> Problem to work on
Pull out every line of the material that contains the word "necessary".

> Available records
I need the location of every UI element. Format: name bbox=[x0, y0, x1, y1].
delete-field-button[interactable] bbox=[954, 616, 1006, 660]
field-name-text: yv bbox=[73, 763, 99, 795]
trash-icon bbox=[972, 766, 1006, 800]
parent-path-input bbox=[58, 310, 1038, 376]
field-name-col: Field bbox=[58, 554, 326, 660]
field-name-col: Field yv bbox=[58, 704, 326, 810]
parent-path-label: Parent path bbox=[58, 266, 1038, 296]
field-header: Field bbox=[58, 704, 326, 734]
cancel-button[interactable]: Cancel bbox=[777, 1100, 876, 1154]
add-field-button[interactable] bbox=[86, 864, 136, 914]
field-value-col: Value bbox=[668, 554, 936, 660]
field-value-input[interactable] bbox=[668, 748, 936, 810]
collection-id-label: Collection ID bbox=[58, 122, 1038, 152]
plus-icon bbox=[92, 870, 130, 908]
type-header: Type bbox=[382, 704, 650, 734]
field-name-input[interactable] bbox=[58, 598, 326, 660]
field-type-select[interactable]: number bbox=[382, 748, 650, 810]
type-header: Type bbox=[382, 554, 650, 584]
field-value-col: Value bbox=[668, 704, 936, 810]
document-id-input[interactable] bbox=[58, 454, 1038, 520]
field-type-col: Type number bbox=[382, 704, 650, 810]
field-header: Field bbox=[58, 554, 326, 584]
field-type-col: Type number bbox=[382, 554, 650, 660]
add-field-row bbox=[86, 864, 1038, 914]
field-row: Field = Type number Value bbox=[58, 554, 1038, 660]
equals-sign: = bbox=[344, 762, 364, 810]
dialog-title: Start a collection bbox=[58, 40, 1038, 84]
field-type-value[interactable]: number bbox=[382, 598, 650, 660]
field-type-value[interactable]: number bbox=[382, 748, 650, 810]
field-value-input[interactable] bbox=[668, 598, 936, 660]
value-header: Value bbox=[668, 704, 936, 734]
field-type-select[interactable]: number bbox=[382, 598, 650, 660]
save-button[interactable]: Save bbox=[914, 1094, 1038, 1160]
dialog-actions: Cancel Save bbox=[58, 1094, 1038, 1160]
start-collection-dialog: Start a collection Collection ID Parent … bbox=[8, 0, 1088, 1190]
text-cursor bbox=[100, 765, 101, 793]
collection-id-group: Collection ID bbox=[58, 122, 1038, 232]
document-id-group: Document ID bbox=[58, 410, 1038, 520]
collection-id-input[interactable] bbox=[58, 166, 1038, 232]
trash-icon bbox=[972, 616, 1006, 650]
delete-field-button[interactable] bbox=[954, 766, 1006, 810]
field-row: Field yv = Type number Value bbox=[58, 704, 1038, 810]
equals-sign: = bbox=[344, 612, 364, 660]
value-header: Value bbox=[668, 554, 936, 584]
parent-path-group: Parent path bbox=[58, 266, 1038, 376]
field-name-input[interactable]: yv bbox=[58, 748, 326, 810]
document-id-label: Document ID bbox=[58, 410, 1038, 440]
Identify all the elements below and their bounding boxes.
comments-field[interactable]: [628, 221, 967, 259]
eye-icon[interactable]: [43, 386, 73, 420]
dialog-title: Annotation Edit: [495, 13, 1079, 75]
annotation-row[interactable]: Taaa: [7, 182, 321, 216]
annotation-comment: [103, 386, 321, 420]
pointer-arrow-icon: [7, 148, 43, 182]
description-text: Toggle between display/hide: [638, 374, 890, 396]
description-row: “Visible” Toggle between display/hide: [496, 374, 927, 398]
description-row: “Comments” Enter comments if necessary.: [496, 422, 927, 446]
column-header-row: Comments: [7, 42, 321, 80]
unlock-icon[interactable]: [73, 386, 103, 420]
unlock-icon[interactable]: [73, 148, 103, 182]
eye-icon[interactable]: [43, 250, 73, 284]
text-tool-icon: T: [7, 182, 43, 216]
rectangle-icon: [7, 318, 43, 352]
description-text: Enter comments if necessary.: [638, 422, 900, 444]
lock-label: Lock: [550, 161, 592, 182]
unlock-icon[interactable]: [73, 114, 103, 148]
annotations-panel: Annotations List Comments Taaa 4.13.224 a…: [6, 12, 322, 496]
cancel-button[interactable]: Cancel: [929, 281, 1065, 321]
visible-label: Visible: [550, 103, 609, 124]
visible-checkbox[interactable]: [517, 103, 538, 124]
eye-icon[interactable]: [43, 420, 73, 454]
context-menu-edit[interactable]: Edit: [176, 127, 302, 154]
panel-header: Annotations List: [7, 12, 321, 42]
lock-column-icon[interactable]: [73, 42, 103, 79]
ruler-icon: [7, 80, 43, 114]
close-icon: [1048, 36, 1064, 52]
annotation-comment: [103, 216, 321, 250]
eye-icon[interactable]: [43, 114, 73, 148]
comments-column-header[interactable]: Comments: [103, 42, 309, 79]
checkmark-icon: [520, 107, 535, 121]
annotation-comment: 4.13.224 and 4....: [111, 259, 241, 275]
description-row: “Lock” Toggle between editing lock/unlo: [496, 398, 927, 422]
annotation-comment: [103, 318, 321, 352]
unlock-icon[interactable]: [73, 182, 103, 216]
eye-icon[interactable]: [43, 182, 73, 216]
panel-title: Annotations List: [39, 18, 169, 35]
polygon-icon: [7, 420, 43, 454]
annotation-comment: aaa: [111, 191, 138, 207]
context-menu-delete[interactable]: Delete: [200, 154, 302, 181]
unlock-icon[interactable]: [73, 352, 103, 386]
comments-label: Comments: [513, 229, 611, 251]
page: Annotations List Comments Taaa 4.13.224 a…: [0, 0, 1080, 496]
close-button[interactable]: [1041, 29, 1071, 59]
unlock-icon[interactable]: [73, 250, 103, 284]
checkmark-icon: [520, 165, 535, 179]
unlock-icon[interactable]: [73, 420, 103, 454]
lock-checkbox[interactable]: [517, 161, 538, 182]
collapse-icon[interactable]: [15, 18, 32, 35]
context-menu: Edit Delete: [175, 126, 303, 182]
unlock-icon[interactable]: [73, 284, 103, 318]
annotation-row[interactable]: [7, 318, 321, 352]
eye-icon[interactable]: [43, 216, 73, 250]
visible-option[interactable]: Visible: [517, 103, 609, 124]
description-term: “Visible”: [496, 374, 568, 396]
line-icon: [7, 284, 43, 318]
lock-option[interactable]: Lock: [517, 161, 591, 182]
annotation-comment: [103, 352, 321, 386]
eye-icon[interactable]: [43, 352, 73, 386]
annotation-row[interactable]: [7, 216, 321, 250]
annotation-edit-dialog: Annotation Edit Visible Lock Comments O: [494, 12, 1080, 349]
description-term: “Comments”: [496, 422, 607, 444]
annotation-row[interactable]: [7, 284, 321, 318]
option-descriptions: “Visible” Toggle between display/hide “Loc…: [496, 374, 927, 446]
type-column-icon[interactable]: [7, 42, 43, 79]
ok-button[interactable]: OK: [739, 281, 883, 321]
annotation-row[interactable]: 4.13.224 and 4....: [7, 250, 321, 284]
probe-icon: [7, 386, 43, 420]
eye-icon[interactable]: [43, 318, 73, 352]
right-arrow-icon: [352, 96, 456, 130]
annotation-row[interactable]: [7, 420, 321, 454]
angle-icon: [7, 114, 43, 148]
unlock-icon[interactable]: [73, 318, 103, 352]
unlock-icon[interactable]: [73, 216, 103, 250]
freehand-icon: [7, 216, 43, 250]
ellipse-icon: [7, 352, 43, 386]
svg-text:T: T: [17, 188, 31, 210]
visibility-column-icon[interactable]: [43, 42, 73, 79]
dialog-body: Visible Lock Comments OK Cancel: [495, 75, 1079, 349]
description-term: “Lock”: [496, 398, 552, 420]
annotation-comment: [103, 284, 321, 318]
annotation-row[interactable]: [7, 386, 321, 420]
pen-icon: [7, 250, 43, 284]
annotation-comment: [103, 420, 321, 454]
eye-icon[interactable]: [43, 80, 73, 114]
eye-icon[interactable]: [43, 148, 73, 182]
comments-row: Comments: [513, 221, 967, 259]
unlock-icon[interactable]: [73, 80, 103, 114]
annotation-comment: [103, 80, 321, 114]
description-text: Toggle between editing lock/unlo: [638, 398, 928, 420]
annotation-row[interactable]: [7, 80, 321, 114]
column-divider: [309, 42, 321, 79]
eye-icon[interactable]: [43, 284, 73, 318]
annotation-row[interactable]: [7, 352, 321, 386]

> Written solution
description-row: “Comments” Enter comments if necessary.: [496, 422, 927, 446]
description-text: Enter comments if necessary.: [638, 422, 900, 444]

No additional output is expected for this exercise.